Data entries for graphics:
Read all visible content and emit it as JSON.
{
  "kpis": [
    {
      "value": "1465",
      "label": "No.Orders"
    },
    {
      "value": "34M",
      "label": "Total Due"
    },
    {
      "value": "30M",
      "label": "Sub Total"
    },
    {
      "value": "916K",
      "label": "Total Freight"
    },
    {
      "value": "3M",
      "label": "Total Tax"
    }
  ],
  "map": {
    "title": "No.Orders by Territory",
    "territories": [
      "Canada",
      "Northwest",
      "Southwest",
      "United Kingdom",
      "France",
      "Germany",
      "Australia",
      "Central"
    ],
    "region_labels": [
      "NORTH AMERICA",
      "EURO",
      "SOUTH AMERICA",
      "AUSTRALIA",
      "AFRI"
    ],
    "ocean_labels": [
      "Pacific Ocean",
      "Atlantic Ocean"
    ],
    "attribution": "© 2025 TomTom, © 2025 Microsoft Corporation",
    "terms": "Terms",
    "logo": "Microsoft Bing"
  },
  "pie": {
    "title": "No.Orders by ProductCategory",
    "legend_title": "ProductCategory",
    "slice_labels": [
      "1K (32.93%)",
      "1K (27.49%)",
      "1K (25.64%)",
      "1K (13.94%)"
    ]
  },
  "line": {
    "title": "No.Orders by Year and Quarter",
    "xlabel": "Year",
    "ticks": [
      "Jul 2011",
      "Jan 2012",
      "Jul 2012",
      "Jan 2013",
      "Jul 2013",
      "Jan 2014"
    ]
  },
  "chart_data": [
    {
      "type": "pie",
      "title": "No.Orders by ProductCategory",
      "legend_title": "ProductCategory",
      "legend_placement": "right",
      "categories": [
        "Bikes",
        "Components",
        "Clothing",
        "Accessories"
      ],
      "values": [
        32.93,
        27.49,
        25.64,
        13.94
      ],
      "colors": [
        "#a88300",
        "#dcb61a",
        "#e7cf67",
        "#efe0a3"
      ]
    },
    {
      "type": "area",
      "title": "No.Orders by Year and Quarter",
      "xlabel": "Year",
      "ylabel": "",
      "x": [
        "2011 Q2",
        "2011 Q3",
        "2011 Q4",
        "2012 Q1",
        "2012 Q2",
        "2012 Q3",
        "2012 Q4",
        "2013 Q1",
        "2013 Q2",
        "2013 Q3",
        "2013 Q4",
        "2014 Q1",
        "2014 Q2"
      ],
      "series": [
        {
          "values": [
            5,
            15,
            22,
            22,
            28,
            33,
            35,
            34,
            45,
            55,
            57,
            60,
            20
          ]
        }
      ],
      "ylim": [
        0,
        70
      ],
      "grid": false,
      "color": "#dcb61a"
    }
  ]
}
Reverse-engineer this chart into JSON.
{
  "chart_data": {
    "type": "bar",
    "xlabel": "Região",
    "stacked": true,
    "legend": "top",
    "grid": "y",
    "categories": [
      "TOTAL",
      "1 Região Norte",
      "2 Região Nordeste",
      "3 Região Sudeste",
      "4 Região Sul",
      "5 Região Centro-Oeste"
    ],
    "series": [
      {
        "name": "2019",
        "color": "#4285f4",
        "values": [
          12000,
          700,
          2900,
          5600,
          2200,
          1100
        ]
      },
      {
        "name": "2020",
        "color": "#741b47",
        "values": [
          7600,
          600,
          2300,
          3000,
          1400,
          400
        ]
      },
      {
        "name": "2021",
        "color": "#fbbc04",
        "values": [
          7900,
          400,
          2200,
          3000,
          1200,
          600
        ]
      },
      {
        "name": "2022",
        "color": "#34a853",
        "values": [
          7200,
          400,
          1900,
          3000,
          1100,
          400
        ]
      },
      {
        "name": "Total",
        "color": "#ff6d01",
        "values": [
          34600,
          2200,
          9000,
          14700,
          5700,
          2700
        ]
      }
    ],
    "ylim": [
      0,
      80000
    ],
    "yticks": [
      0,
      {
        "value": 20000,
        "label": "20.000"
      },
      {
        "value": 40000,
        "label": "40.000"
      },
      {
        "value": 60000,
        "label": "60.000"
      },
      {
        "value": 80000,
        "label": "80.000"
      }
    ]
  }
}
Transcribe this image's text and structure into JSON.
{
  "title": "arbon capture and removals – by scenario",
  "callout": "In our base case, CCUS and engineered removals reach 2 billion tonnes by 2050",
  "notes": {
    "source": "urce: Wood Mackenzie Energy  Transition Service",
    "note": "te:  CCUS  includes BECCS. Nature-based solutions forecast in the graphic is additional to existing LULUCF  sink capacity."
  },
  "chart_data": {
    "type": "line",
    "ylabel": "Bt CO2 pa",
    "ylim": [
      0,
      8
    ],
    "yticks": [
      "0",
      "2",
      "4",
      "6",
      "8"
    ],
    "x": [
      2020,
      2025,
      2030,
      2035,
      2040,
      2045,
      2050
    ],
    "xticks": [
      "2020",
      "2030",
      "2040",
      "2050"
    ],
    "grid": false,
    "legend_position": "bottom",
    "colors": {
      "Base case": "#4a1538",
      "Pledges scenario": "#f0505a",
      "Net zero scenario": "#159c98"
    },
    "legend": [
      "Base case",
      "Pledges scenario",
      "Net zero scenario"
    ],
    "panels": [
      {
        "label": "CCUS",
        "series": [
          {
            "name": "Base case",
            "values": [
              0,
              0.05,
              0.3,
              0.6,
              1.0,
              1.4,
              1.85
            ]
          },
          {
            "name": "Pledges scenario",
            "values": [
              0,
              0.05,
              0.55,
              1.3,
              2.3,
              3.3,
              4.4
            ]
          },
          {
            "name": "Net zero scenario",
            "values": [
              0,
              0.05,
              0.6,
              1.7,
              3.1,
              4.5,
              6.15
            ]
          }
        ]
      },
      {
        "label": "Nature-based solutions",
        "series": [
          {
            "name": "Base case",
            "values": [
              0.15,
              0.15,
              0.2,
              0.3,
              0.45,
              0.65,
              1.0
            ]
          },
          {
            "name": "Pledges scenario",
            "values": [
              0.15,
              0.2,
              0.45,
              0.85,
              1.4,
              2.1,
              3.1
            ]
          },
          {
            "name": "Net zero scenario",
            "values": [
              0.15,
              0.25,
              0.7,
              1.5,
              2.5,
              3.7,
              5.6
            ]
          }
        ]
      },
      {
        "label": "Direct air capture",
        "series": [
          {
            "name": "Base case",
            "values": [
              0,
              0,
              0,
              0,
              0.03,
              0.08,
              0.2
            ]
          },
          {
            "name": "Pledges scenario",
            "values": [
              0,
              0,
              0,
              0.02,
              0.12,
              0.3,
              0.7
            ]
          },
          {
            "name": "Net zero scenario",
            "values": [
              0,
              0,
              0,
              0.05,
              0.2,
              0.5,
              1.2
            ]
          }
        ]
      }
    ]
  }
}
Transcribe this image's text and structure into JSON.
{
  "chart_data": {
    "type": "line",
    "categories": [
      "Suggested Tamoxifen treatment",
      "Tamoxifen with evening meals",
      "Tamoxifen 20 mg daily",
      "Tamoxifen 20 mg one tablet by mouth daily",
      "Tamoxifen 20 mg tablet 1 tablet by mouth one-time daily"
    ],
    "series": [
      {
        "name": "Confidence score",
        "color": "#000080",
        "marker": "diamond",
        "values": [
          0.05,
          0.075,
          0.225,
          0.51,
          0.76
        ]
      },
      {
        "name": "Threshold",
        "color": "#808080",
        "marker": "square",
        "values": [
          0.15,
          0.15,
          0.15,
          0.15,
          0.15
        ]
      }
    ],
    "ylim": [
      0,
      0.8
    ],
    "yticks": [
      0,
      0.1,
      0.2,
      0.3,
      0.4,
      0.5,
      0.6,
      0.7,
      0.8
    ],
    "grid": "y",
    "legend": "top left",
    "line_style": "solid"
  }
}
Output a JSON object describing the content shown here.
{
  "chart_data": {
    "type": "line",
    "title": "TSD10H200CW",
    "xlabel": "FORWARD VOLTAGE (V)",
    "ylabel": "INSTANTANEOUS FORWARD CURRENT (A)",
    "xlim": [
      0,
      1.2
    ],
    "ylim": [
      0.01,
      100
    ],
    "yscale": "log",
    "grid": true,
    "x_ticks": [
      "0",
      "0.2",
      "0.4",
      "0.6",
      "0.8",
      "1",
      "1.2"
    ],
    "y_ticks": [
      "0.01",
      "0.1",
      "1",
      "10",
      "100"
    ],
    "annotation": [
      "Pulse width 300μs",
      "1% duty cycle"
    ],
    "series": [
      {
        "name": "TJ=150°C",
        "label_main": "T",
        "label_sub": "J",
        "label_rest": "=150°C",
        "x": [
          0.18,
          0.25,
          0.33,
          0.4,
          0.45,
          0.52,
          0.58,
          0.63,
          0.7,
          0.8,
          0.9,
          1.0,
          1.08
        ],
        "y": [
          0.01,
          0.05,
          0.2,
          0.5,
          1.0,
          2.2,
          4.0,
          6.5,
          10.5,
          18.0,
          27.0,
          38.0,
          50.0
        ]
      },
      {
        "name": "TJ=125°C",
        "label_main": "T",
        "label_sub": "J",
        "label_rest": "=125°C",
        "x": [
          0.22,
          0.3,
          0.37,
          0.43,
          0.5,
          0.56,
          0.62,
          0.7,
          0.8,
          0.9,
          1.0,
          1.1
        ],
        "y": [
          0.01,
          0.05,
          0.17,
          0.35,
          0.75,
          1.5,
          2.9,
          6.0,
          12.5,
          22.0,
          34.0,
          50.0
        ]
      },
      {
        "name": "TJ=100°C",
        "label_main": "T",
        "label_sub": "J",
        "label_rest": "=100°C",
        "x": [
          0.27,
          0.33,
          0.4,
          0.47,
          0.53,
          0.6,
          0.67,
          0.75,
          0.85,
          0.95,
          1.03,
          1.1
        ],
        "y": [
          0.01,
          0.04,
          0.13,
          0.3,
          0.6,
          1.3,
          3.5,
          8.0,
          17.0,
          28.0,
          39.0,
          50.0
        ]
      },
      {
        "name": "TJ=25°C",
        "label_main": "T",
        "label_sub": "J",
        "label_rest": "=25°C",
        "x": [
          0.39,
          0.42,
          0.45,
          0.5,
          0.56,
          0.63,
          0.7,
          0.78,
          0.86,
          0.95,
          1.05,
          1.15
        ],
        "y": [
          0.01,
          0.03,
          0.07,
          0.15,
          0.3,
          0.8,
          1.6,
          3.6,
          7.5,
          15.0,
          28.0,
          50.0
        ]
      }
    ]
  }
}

• _Goal_
Search the entries for the string "based" and collect each line that has it.

• _Result for this exercise_
    "note": "te:  CCUS  includes BECCS. Nature-based solutions forecast in the graphic is additional to existing LULUCF  sink capacity."
        "label": "Nature-based solutions",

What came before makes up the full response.